Given task:
Return every line of the records below unchanged.

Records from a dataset
☆ ☆ ☆

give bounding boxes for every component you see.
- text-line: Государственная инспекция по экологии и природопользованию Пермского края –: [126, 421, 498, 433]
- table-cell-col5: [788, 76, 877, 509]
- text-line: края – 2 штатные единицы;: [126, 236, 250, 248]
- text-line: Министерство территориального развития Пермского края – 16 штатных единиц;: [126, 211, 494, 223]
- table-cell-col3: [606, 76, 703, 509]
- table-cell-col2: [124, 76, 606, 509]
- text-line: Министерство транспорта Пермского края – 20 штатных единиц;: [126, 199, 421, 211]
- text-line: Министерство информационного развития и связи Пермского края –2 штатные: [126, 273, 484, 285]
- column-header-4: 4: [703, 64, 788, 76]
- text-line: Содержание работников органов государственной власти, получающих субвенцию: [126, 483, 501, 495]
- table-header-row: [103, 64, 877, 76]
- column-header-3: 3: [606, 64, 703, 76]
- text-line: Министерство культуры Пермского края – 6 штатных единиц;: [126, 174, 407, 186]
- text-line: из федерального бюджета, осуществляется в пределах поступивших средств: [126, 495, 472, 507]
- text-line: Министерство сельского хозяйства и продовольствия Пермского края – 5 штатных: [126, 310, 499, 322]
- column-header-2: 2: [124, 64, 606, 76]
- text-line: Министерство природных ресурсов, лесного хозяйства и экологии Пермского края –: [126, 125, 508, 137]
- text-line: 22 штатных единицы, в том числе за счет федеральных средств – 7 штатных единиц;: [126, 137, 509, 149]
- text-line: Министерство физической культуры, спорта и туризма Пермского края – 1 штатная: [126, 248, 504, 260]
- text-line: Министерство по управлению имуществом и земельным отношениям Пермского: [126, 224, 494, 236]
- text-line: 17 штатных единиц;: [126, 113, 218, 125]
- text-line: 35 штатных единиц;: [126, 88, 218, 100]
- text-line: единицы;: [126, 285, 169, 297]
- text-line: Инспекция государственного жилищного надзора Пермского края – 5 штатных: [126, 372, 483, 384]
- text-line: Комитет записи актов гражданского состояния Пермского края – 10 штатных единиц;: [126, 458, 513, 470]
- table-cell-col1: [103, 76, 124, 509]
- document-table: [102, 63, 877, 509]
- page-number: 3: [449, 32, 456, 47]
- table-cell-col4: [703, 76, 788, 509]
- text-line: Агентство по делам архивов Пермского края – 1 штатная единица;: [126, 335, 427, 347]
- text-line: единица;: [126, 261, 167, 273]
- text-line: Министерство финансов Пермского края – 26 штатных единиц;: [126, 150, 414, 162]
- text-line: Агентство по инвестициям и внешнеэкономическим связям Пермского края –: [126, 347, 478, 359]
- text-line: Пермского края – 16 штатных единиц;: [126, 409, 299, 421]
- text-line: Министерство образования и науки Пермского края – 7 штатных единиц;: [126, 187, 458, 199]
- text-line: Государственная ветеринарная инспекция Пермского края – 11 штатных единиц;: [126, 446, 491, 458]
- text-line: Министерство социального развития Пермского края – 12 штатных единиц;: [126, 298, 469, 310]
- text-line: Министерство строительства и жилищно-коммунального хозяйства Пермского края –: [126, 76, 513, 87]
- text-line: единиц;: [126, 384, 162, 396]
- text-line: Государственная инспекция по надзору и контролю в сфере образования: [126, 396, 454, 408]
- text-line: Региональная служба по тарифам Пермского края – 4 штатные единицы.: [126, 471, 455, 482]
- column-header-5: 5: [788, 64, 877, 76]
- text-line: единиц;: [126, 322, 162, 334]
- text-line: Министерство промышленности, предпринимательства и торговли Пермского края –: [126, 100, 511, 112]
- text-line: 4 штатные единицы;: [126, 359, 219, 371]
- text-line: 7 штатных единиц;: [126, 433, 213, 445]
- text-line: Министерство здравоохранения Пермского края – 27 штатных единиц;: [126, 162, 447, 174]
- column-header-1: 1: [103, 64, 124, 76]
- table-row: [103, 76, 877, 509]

☆ ☆ ☆

Task result:
give bounding boxes for every component you see.
- text-line: Государственная инспекция по экологии и природопользованию Пермского края –: [126, 421, 498, 433]
- table-cell-col5: [788, 76, 877, 509]
- text-line: края – 2 штатные единицы;: [126, 236, 250, 248]
- text-line: Министерство территориального развития Пермского края – 16 штатных единиц;: [126, 211, 494, 223]
- table-cell-col3: [606, 76, 703, 509]
- table-cell-col2: [124, 76, 606, 509]
- text-line: Министерство транспорта Пермского края – 20 штатных единиц;: [126, 199, 421, 211]
- text-line: Министерство информационного развития и связи Пермского края –2 штатные: [126, 273, 484, 285]
- column-header-4: 4: [703, 64, 788, 76]
- text-line: Содержание работников органов государственной власти, получающих субвенцию: [126, 483, 501, 495]
- table-header-row: [103, 64, 877, 76]
- column-header-3: 3: [606, 64, 703, 76]
- text-line: Министерство культуры Пермского края – 6 штатных единиц;: [126, 174, 407, 186]
- text-line: из федерального бюджета, осуществляется в пределах поступивших средств: [126, 495, 472, 507]
- text-line: Министерство сельского хозяйства и продовольствия Пермского края – 5 штатных: [126, 310, 499, 322]
- column-header-2: 2: [124, 64, 606, 76]
- text-line: Министерство природных ресурсов, лесного хозяйства и экологии Пермского края –: [126, 125, 508, 137]
- text-line: 22 штатных единицы, в том числе за счет федеральных средств – 7 штатных единиц;: [126, 137, 509, 149]
- text-line: Министерство физической культуры, спорта и туризма Пермского края – 1 штатная: [126, 248, 504, 260]
- text-line: Министерство по управлению имуществом и земельным отношениям Пермского: [126, 224, 494, 236]
- text-line: 17 штатных единиц;: [126, 113, 218, 125]
- text-line: 35 штатных единиц;: [126, 88, 218, 100]
- text-line: единицы;: [126, 285, 169, 297]
- text-line: Инспекция государственного жилищного надзора Пермского края – 5 штатных: [126, 372, 483, 384]
- text-line: Комитет записи актов гражданского состояния Пермского края – 10 штатных единиц;: [126, 458, 513, 470]
- table-cell-col1: [103, 76, 124, 509]
- document-table: [102, 63, 877, 509]
- page-number: 3: [449, 32, 456, 47]
- table-cell-col4: [703, 76, 788, 509]
- text-line: Агентство по делам архивов Пермского края – 1 штатная единица;: [126, 335, 427, 347]
- text-line: единица;: [126, 261, 167, 273]
- text-line: Министерство финансов Пермского края – 26 штатных единиц;: [126, 150, 414, 162]
- text-line: Агентство по инвестициям и внешнеэкономическим связям Пермского края –: [126, 347, 478, 359]
- text-line: Пермского края – 16 штатных единиц;: [126, 409, 299, 421]
- text-line: Министерство образования и науки Пермского края – 7 штатных единиц;: [126, 187, 458, 199]
- text-line: Государственная ветеринарная инспекция Пермского края – 11 штатных единиц;: [126, 446, 491, 458]
- text-line: Министерство социального развития Пермского края – 12 штатных единиц;: [126, 298, 469, 310]
- text-line: Министерство строительства и жилищно-коммунального хозяйства Пермского края –: [126, 76, 513, 87]
- text-line: единиц;: [126, 384, 162, 396]
- text-line: Государственная инспекция по надзору и контролю в сфере образования: [126, 396, 454, 408]
- text-line: Региональная служба по тарифам Пермского края – 4 штатные единицы.: [126, 471, 455, 482]
- column-header-5: 5: [788, 64, 877, 76]
- text-line: единиц;: [126, 322, 162, 334]
- text-line: Министерство промышленности, предпринимательства и торговли Пермского края –: [126, 100, 511, 112]
- text-line: 4 штатные единицы;: [126, 359, 219, 371]
- text-line: 7 штатных единиц;: [126, 433, 213, 445]
- text-line: Министерство здравоохранения Пермского края – 27 штатных единиц;: [126, 162, 447, 174]
- column-header-1: 1: [103, 64, 124, 76]
- table-row: [103, 76, 877, 509]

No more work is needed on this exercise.